===== INFORMATION GIVEN

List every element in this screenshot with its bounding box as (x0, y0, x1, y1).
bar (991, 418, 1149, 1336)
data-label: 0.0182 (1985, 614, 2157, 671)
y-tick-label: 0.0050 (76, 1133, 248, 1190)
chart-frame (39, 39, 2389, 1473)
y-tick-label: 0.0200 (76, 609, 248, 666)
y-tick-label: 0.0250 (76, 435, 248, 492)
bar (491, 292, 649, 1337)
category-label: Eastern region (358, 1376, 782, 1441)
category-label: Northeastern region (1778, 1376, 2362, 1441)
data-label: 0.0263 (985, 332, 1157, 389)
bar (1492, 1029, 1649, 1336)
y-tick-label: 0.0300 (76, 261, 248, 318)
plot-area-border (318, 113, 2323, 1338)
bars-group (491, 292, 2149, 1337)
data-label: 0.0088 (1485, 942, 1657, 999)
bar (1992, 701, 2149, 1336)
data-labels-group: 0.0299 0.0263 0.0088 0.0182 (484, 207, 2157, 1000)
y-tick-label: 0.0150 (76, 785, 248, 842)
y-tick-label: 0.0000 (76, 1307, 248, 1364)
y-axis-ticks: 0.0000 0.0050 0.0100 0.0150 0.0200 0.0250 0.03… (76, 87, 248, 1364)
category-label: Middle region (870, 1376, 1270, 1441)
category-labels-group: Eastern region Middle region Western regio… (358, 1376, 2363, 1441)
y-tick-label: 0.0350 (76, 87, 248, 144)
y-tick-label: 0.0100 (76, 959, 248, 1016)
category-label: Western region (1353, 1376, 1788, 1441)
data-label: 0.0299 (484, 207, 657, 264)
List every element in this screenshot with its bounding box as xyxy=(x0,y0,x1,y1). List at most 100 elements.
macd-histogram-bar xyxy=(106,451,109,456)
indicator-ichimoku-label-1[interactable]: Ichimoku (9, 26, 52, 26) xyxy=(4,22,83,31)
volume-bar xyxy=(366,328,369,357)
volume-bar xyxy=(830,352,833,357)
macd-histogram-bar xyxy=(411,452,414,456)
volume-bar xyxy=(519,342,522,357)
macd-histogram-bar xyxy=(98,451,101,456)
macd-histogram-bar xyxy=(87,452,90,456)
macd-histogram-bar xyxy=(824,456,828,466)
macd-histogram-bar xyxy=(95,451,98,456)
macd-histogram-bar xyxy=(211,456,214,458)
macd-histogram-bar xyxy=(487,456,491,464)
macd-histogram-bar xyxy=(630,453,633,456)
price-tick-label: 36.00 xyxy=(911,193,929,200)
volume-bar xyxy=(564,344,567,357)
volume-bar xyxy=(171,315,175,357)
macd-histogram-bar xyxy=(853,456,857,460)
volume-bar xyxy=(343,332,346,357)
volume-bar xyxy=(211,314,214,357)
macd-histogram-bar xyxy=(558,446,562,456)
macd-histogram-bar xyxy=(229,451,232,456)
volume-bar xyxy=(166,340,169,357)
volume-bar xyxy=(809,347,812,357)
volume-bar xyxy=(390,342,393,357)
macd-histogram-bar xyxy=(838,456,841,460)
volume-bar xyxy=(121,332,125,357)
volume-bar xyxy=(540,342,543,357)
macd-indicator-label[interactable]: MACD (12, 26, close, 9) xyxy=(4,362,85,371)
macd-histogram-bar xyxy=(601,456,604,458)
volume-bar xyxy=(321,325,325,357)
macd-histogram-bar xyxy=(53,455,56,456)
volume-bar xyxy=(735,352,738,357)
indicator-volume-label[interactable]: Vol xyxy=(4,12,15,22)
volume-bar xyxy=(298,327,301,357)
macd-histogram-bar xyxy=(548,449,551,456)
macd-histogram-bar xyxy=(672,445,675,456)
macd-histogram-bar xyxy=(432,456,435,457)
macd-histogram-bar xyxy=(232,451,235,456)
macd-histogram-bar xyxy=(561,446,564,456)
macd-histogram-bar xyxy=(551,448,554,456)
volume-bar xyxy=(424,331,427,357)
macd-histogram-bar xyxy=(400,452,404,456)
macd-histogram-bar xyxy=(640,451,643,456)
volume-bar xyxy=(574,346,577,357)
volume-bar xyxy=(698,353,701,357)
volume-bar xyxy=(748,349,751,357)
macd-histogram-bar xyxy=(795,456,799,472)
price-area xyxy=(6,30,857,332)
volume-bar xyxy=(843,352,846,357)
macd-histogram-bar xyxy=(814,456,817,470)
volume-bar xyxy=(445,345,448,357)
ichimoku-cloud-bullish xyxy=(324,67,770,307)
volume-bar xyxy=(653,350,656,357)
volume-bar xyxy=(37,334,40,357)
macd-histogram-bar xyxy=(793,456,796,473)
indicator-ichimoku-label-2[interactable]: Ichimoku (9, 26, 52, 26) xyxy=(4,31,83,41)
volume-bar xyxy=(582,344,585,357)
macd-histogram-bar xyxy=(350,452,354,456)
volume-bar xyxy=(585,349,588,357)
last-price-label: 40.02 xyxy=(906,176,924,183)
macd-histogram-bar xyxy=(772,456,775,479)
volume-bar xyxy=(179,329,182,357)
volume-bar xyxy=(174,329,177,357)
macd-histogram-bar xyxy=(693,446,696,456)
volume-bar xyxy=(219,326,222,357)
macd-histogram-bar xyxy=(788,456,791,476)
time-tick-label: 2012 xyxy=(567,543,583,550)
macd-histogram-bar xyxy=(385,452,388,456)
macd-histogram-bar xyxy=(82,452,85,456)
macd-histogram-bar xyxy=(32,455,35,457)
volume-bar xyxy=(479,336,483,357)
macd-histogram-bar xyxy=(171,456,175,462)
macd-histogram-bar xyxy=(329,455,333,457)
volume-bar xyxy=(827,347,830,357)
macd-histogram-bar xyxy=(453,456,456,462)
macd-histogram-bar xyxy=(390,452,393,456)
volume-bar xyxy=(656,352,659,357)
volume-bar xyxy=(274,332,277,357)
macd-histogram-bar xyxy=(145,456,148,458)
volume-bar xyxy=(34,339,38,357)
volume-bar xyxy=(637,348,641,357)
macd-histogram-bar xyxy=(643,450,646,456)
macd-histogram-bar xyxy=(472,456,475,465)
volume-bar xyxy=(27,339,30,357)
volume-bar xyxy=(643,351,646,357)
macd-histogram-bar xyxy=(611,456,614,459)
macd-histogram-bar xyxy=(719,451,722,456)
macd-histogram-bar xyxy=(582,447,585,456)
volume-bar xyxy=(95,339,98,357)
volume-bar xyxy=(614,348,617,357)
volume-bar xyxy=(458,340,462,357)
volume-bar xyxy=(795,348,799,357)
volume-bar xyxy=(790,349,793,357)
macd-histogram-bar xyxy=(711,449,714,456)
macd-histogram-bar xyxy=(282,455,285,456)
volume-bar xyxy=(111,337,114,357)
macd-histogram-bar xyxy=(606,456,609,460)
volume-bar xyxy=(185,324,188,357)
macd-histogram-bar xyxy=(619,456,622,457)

==========

**DIRECTIONS FOR THIS TASK**
Rewrite all the rows above, changing each "screenshot" to "image" and keeping everything else the same.

**PROBLEM SOLUTION**
List every element in this image with its bounding box as (x0, y0, x1, y1).
bar (991, 418, 1149, 1336)
data-label: 0.0182 (1985, 614, 2157, 671)
y-tick-label: 0.0050 (76, 1133, 248, 1190)
chart-frame (39, 39, 2389, 1473)
y-tick-label: 0.0200 (76, 609, 248, 666)
y-tick-label: 0.0250 (76, 435, 248, 492)
bar (491, 292, 649, 1337)
category-label: Eastern region (358, 1376, 782, 1441)
category-label: Northeastern region (1778, 1376, 2362, 1441)
data-label: 0.0263 (985, 332, 1157, 389)
bar (1492, 1029, 1649, 1336)
y-tick-label: 0.0300 (76, 261, 248, 318)
plot-area-border (318, 113, 2323, 1338)
bars-group (491, 292, 2149, 1337)
data-label: 0.0088 (1485, 942, 1657, 999)
bar (1992, 701, 2149, 1336)
data-labels-group: 0.0299 0.0263 0.0088 0.0182 (484, 207, 2157, 1000)
y-tick-label: 0.0150 (76, 785, 248, 842)
y-tick-label: 0.0000 (76, 1307, 248, 1364)
y-axis-ticks: 0.0000 0.0050 0.0100 0.0150 0.0200 0.0250 0.03… (76, 87, 248, 1364)
category-label: Middle region (870, 1376, 1270, 1441)
category-labels-group: Eastern region Middle region Western regio… (358, 1376, 2363, 1441)
y-tick-label: 0.0350 (76, 87, 248, 144)
y-tick-label: 0.0100 (76, 959, 248, 1016)
category-label: Western region (1353, 1376, 1788, 1441)
data-label: 0.0299 (484, 207, 657, 264)
List every element in this image with its bounding box as xyxy=(x0,y0,x1,y1). List at most 100 elements.
macd-histogram-bar xyxy=(106,451,109,456)
indicator-ichimoku-label-1[interactable]: Ichimoku (9, 26, 52, 26) xyxy=(4,22,83,31)
volume-bar xyxy=(366,328,369,357)
volume-bar xyxy=(830,352,833,357)
macd-histogram-bar xyxy=(411,452,414,456)
volume-bar xyxy=(519,342,522,357)
macd-histogram-bar xyxy=(98,451,101,456)
macd-histogram-bar xyxy=(87,452,90,456)
macd-histogram-bar xyxy=(824,456,828,466)
macd-histogram-bar xyxy=(95,451,98,456)
macd-histogram-bar xyxy=(211,456,214,458)
macd-histogram-bar xyxy=(487,456,491,464)
macd-histogram-bar xyxy=(630,453,633,456)
price-tick-label: 36.00 xyxy=(911,193,929,200)
volume-bar xyxy=(564,344,567,357)
volume-bar xyxy=(171,315,175,357)
macd-histogram-bar xyxy=(853,456,857,460)
volume-bar xyxy=(343,332,346,357)
volume-bar xyxy=(211,314,214,357)
macd-histogram-bar xyxy=(558,446,562,456)
macd-histogram-bar xyxy=(229,451,232,456)
volume-bar xyxy=(166,340,169,357)
volume-bar xyxy=(809,347,812,357)
volume-bar xyxy=(390,342,393,357)
macd-histogram-bar xyxy=(838,456,841,460)
volume-bar xyxy=(121,332,125,357)
volume-bar xyxy=(540,342,543,357)
macd-indicator-label[interactable]: MACD (12, 26, close, 9) xyxy=(4,362,85,371)
macd-histogram-bar xyxy=(601,456,604,458)
volume-bar xyxy=(321,325,325,357)
macd-histogram-bar xyxy=(53,455,56,456)
volume-bar xyxy=(735,352,738,357)
indicator-volume-label[interactable]: Vol xyxy=(4,12,15,22)
volume-bar xyxy=(298,327,301,357)
macd-histogram-bar xyxy=(548,449,551,456)
macd-histogram-bar xyxy=(672,445,675,456)
macd-histogram-bar xyxy=(432,456,435,457)
macd-histogram-bar xyxy=(232,451,235,456)
macd-histogram-bar xyxy=(561,446,564,456)
macd-histogram-bar xyxy=(551,448,554,456)
volume-bar xyxy=(424,331,427,357)
macd-histogram-bar xyxy=(400,452,404,456)
macd-histogram-bar xyxy=(640,451,643,456)
volume-bar xyxy=(574,346,577,357)
volume-bar xyxy=(698,353,701,357)
volume-bar xyxy=(748,349,751,357)
macd-histogram-bar xyxy=(795,456,799,472)
price-area xyxy=(6,30,857,332)
volume-bar xyxy=(843,352,846,357)
macd-histogram-bar xyxy=(814,456,817,470)
volume-bar xyxy=(445,345,448,357)
ichimoku-cloud-bullish xyxy=(324,67,770,307)
volume-bar xyxy=(653,350,656,357)
volume-bar xyxy=(37,334,40,357)
macd-histogram-bar xyxy=(793,456,796,473)
indicator-ichimoku-label-2[interactable]: Ichimoku (9, 26, 52, 26) xyxy=(4,31,83,41)
volume-bar xyxy=(582,344,585,357)
macd-histogram-bar xyxy=(350,452,354,456)
volume-bar xyxy=(585,349,588,357)
last-price-label: 40.02 xyxy=(906,176,924,183)
macd-histogram-bar xyxy=(772,456,775,479)
volume-bar xyxy=(179,329,182,357)
volume-bar xyxy=(174,329,177,357)
macd-histogram-bar xyxy=(693,446,696,456)
volume-bar xyxy=(219,326,222,357)
macd-histogram-bar xyxy=(788,456,791,476)
time-tick-label: 2012 xyxy=(567,543,583,550)
macd-histogram-bar xyxy=(385,452,388,456)
macd-histogram-bar xyxy=(82,452,85,456)
macd-histogram-bar xyxy=(32,455,35,457)
volume-bar xyxy=(479,336,483,357)
macd-histogram-bar xyxy=(171,456,175,462)
macd-histogram-bar xyxy=(329,455,333,457)
volume-bar xyxy=(827,347,830,357)
macd-histogram-bar xyxy=(453,456,456,462)
macd-histogram-bar xyxy=(390,452,393,456)
volume-bar xyxy=(656,352,659,357)
volume-bar xyxy=(274,332,277,357)
macd-histogram-bar xyxy=(145,456,148,458)
volume-bar xyxy=(34,339,38,357)
volume-bar xyxy=(637,348,641,357)
macd-histogram-bar xyxy=(643,450,646,456)
macd-histogram-bar xyxy=(472,456,475,465)
volume-bar xyxy=(27,339,30,357)
volume-bar xyxy=(643,351,646,357)
macd-histogram-bar xyxy=(611,456,614,459)
macd-histogram-bar xyxy=(719,451,722,456)
macd-histogram-bar xyxy=(582,447,585,456)
volume-bar xyxy=(95,339,98,357)
volume-bar xyxy=(614,348,617,357)
volume-bar xyxy=(458,340,462,357)
volume-bar xyxy=(795,348,799,357)
volume-bar xyxy=(790,349,793,357)
macd-histogram-bar xyxy=(711,449,714,456)
macd-histogram-bar xyxy=(282,455,285,456)
volume-bar xyxy=(111,337,114,357)
macd-histogram-bar xyxy=(606,456,609,460)
volume-bar xyxy=(185,324,188,357)
macd-histogram-bar xyxy=(619,456,622,457)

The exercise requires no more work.